• [EXERCISE INSTRUCTIONS]
Give every line of the records below as a numbered list. Skip blank lines and leave the pictures out.

• [INFORMATION SHOWN]
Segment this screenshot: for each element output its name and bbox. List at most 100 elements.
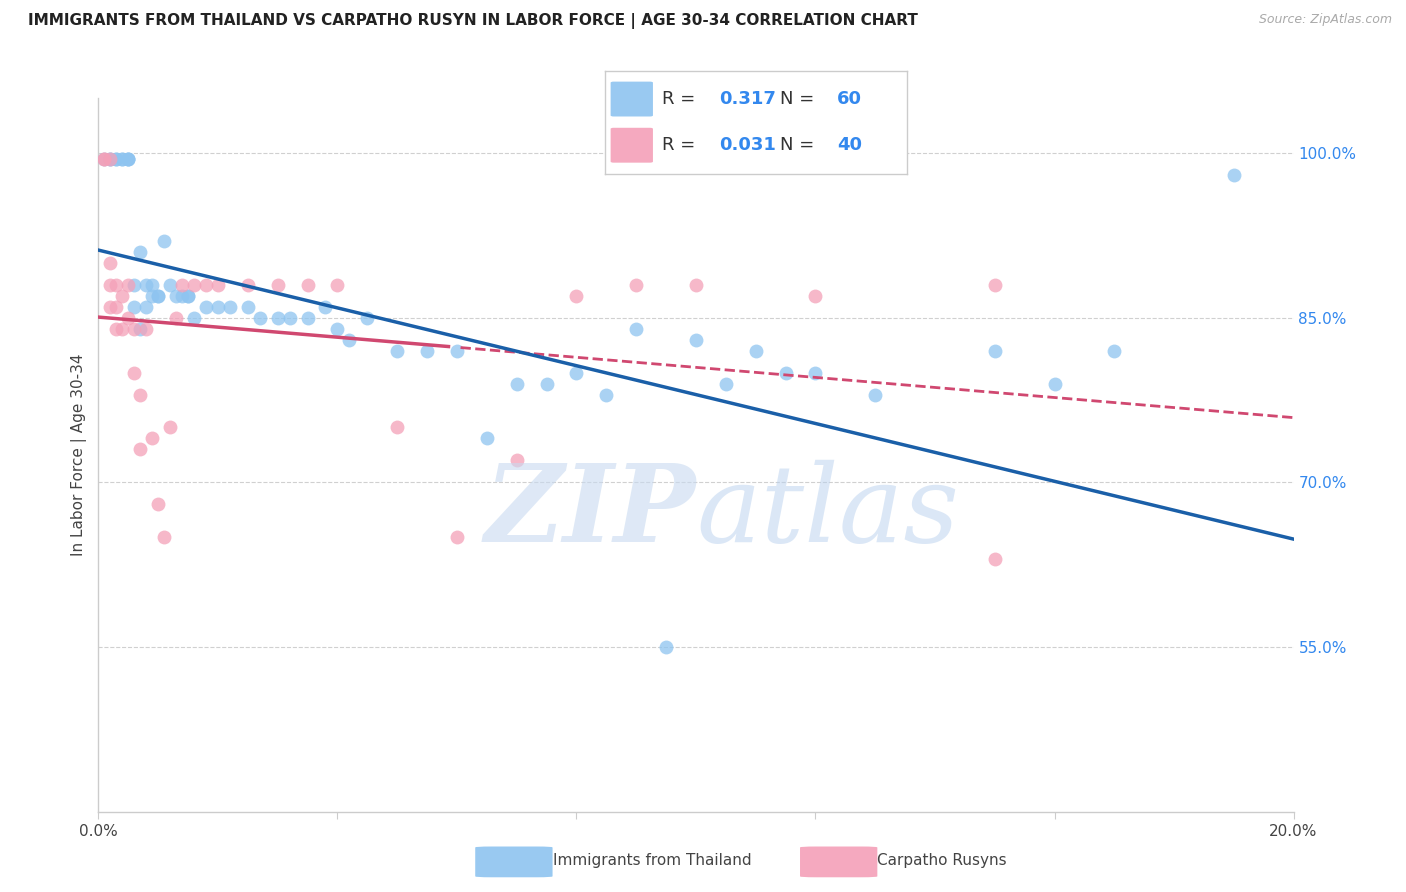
Point bbox=[100, 256, 122, 270]
Text: ZIP: ZIP bbox=[485, 459, 696, 565]
Point bbox=[135, 300, 157, 314]
Point bbox=[124, 300, 146, 314]
Text: Source: ZipAtlas.com: Source: ZipAtlas.com bbox=[1258, 13, 1392, 27]
Text: IMMIGRANTS FROM THAILAND VS CARPATHO RUSYN IN LABOR FORCE | AGE 30-34 CORRELATIO: IMMIGRANTS FROM THAILAND VS CARPATHO RUS… bbox=[28, 13, 918, 29]
Point bbox=[626, 277, 648, 292]
Point bbox=[195, 300, 218, 314]
FancyBboxPatch shape bbox=[800, 847, 877, 878]
Point bbox=[984, 277, 1007, 292]
Point bbox=[326, 277, 349, 292]
Text: Carpatho Rusyns: Carpatho Rusyns bbox=[877, 854, 1007, 868]
Text: R =: R = bbox=[662, 136, 702, 154]
Point bbox=[148, 497, 170, 511]
FancyBboxPatch shape bbox=[610, 128, 652, 162]
Point bbox=[416, 343, 439, 358]
Point bbox=[446, 343, 468, 358]
Point bbox=[105, 152, 128, 166]
Point bbox=[111, 152, 134, 166]
Text: N =: N = bbox=[780, 90, 820, 108]
Point bbox=[129, 387, 152, 401]
Point bbox=[100, 152, 122, 166]
Text: 0.317: 0.317 bbox=[720, 90, 776, 108]
Point bbox=[177, 289, 200, 303]
Point bbox=[219, 300, 242, 314]
Point bbox=[111, 152, 134, 166]
Point bbox=[135, 277, 157, 292]
Point bbox=[117, 310, 139, 325]
Point bbox=[446, 530, 468, 544]
Point bbox=[356, 310, 378, 325]
Point bbox=[148, 289, 170, 303]
Point bbox=[117, 152, 139, 166]
Point bbox=[297, 277, 319, 292]
Point bbox=[129, 442, 152, 457]
Point bbox=[475, 432, 498, 446]
Point bbox=[865, 387, 887, 401]
Point bbox=[315, 300, 337, 314]
Point bbox=[1223, 168, 1246, 182]
Point bbox=[278, 310, 301, 325]
Text: 60: 60 bbox=[838, 90, 862, 108]
Point bbox=[177, 289, 200, 303]
Point bbox=[124, 366, 146, 380]
Point bbox=[236, 300, 259, 314]
Point bbox=[105, 277, 128, 292]
Point bbox=[236, 277, 259, 292]
Point bbox=[195, 277, 218, 292]
Point bbox=[506, 376, 529, 391]
Point bbox=[105, 152, 128, 166]
Point bbox=[124, 277, 146, 292]
Point bbox=[1104, 343, 1126, 358]
Point bbox=[124, 321, 146, 335]
Point bbox=[93, 152, 115, 166]
Point bbox=[565, 366, 588, 380]
Point bbox=[129, 321, 152, 335]
Point bbox=[297, 310, 319, 325]
Text: Immigrants from Thailand: Immigrants from Thailand bbox=[553, 854, 751, 868]
Point bbox=[183, 310, 205, 325]
Point bbox=[141, 289, 163, 303]
Point bbox=[105, 300, 128, 314]
Point bbox=[804, 289, 827, 303]
Point bbox=[536, 376, 558, 391]
Point bbox=[207, 277, 229, 292]
FancyBboxPatch shape bbox=[610, 82, 652, 117]
Point bbox=[111, 321, 134, 335]
FancyBboxPatch shape bbox=[475, 847, 553, 878]
Point bbox=[93, 152, 115, 166]
Point bbox=[685, 277, 707, 292]
Point bbox=[93, 152, 115, 166]
Point bbox=[804, 366, 827, 380]
Point bbox=[183, 277, 205, 292]
Point bbox=[129, 244, 152, 259]
Point bbox=[984, 552, 1007, 566]
Point bbox=[141, 432, 163, 446]
Point bbox=[165, 310, 187, 325]
Point bbox=[159, 277, 181, 292]
Point bbox=[100, 152, 122, 166]
Point bbox=[385, 343, 409, 358]
Point bbox=[1043, 376, 1066, 391]
Point bbox=[339, 333, 360, 347]
Text: 40: 40 bbox=[838, 136, 862, 154]
Point bbox=[172, 289, 194, 303]
Point bbox=[111, 289, 134, 303]
Text: R =: R = bbox=[662, 90, 702, 108]
Point bbox=[267, 310, 290, 325]
Point bbox=[506, 453, 529, 467]
Point bbox=[685, 333, 707, 347]
Point bbox=[148, 289, 170, 303]
Point bbox=[100, 277, 122, 292]
Text: atlas: atlas bbox=[696, 459, 959, 565]
Point bbox=[153, 530, 176, 544]
Point bbox=[105, 321, 128, 335]
Text: 0.031: 0.031 bbox=[720, 136, 776, 154]
Point bbox=[565, 289, 588, 303]
Point bbox=[385, 420, 409, 434]
Point bbox=[326, 321, 349, 335]
Point bbox=[775, 366, 797, 380]
Point bbox=[159, 420, 181, 434]
Point bbox=[172, 277, 194, 292]
Point bbox=[117, 152, 139, 166]
Point bbox=[165, 289, 187, 303]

• [ANSWER BELOW]
1. Segment this screenshot: for each element output its name and bbox. List at most 100 elements.
2. Point bbox=[100, 256, 122, 270]
3. Text: ZIP: ZIP bbox=[485, 459, 696, 565]
4. Point bbox=[135, 300, 157, 314]
5. Point bbox=[124, 300, 146, 314]
6. Text: Source: ZipAtlas.com: Source: ZipAtlas.com bbox=[1258, 13, 1392, 27]
7. Text: IMMIGRANTS FROM THAILAND VS CARPATHO RUSYN IN LABOR FORCE | AGE 30-34 CORRELATIO: IMMIGRANTS FROM THAILAND VS CARPATHO RUS… bbox=[28, 13, 918, 29]
8. Point bbox=[626, 277, 648, 292]
9. Point bbox=[195, 300, 218, 314]
10. FancyBboxPatch shape bbox=[800, 847, 877, 878]
11. Point bbox=[984, 277, 1007, 292]
12. Point bbox=[326, 277, 349, 292]
13. Text: Carpatho Rusyns: Carpatho Rusyns bbox=[877, 854, 1007, 868]
14. Text: R =: R = bbox=[662, 136, 702, 154]
15. Point bbox=[148, 497, 170, 511]
16. FancyBboxPatch shape bbox=[610, 128, 652, 162]
17. Point bbox=[416, 343, 439, 358]
18. Point bbox=[446, 343, 468, 358]
19. Point bbox=[105, 152, 128, 166]
20. Point bbox=[111, 152, 134, 166]
21. Text: N =: N = bbox=[780, 90, 820, 108]
22. Point bbox=[129, 387, 152, 401]
23. Point bbox=[100, 152, 122, 166]
24. Text: 0.317: 0.317 bbox=[720, 90, 776, 108]
25. Point bbox=[177, 289, 200, 303]
26. Point bbox=[219, 300, 242, 314]
27. Point bbox=[111, 152, 134, 166]
28. Point bbox=[135, 277, 157, 292]
29. Point bbox=[117, 310, 139, 325]
30. Point bbox=[446, 530, 468, 544]
31. Point bbox=[356, 310, 378, 325]
32. Point bbox=[148, 289, 170, 303]
33. Point bbox=[117, 152, 139, 166]
34. Point bbox=[297, 277, 319, 292]
35. Point bbox=[129, 442, 152, 457]
36. Point bbox=[475, 432, 498, 446]
37. Point bbox=[865, 387, 887, 401]
38. Point bbox=[315, 300, 337, 314]
39. Point bbox=[1223, 168, 1246, 182]
40. Point bbox=[278, 310, 301, 325]
41. Text: 60: 60 bbox=[838, 90, 862, 108]
42. Point bbox=[177, 289, 200, 303]
43. Point bbox=[124, 366, 146, 380]
44. Point bbox=[236, 300, 259, 314]
45. Point bbox=[105, 277, 128, 292]
46. Point bbox=[236, 277, 259, 292]
47. Point bbox=[195, 277, 218, 292]
48. Point bbox=[506, 376, 529, 391]
49. Point bbox=[105, 152, 128, 166]
50. Point bbox=[124, 277, 146, 292]
51. Point bbox=[1104, 343, 1126, 358]
52. Point bbox=[124, 321, 146, 335]
53. Point bbox=[93, 152, 115, 166]
54. Point bbox=[565, 366, 588, 380]
55. Point bbox=[129, 321, 152, 335]
56. Point bbox=[297, 310, 319, 325]
57. Text: Immigrants from Thailand: Immigrants from Thailand bbox=[553, 854, 751, 868]
58. Point bbox=[183, 310, 205, 325]
59. Point bbox=[141, 289, 163, 303]
60. Point bbox=[105, 300, 128, 314]
61. Point bbox=[804, 289, 827, 303]
62. Point bbox=[536, 376, 558, 391]
63. Point bbox=[207, 277, 229, 292]
64. FancyBboxPatch shape bbox=[610, 82, 652, 117]
65. Point bbox=[111, 321, 134, 335]
66. FancyBboxPatch shape bbox=[475, 847, 553, 878]
67. Point bbox=[93, 152, 115, 166]
68. Point bbox=[685, 277, 707, 292]
69. Point bbox=[93, 152, 115, 166]
70. Point bbox=[804, 366, 827, 380]
71. Point bbox=[183, 277, 205, 292]
72. Point bbox=[129, 244, 152, 259]
73. Point bbox=[984, 552, 1007, 566]
74. Point bbox=[141, 432, 163, 446]
75. Point bbox=[165, 310, 187, 325]
76. Point bbox=[159, 277, 181, 292]
77. Point bbox=[100, 152, 122, 166]
78. Point bbox=[385, 343, 409, 358]
79. Point bbox=[1043, 376, 1066, 391]
80. Point bbox=[339, 333, 360, 347]
81. Text: 40: 40 bbox=[838, 136, 862, 154]
82. Point bbox=[172, 289, 194, 303]
83. Point bbox=[111, 289, 134, 303]
84. Text: R =: R = bbox=[662, 90, 702, 108]
85. Point bbox=[267, 310, 290, 325]
86. Point bbox=[506, 453, 529, 467]
87. Point bbox=[685, 333, 707, 347]
88. Point bbox=[148, 289, 170, 303]
89. Point bbox=[100, 277, 122, 292]
90. Text: atlas: atlas bbox=[696, 459, 959, 565]
91. Point bbox=[153, 530, 176, 544]
92. Point bbox=[105, 321, 128, 335]
93. Text: 0.031: 0.031 bbox=[720, 136, 776, 154]
94. Point bbox=[565, 289, 588, 303]
95. Point bbox=[385, 420, 409, 434]
96. Point bbox=[326, 321, 349, 335]
97. Point bbox=[775, 366, 797, 380]
98. Point bbox=[159, 420, 181, 434]
99. Point bbox=[172, 277, 194, 292]
100. Point bbox=[117, 152, 139, 166]
101. Point bbox=[165, 289, 187, 303]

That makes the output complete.